## Figure content listings
%%

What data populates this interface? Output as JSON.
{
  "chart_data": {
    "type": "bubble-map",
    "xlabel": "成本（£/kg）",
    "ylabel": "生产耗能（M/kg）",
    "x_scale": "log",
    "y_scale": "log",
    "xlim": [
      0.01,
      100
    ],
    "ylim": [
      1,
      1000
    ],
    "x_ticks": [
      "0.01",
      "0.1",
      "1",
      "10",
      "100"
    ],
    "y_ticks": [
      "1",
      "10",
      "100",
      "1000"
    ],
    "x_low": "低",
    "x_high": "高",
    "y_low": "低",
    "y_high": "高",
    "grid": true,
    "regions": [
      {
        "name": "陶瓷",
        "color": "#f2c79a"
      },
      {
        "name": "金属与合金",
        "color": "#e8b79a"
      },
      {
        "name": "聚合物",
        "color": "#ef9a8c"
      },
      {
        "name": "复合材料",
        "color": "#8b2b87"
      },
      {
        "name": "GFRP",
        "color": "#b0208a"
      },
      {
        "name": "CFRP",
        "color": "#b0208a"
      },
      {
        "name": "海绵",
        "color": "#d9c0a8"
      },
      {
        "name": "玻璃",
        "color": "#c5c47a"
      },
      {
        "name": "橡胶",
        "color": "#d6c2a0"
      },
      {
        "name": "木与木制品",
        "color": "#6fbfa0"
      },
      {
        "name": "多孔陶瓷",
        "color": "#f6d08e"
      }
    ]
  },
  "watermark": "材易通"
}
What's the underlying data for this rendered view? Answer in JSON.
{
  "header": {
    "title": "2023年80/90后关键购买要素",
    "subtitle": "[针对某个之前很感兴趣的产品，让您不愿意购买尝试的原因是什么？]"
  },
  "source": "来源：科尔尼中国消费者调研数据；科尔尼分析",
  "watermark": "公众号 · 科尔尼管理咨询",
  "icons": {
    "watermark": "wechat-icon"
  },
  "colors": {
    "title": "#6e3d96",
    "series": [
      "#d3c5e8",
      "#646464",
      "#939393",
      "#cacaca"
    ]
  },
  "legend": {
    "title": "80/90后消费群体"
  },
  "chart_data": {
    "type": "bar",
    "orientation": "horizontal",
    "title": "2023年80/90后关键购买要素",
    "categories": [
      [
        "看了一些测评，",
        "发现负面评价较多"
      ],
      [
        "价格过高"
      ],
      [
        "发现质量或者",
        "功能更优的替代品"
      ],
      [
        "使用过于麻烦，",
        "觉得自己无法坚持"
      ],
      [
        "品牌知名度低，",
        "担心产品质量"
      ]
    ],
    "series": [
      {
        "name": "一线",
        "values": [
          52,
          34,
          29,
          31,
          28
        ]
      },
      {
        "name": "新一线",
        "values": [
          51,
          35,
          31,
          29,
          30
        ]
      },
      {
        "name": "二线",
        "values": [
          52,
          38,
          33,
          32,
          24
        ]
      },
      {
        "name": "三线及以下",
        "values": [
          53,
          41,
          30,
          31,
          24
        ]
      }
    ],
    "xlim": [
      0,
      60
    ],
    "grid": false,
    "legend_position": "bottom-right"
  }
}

%%

## Exercise aim
Show the lines of the records that include the string "watermark".

## Worked solution
  "watermark": "材易通"
  "watermark": "公众号 · 科尔尼管理咨询",
    "watermark": "wechat-icon"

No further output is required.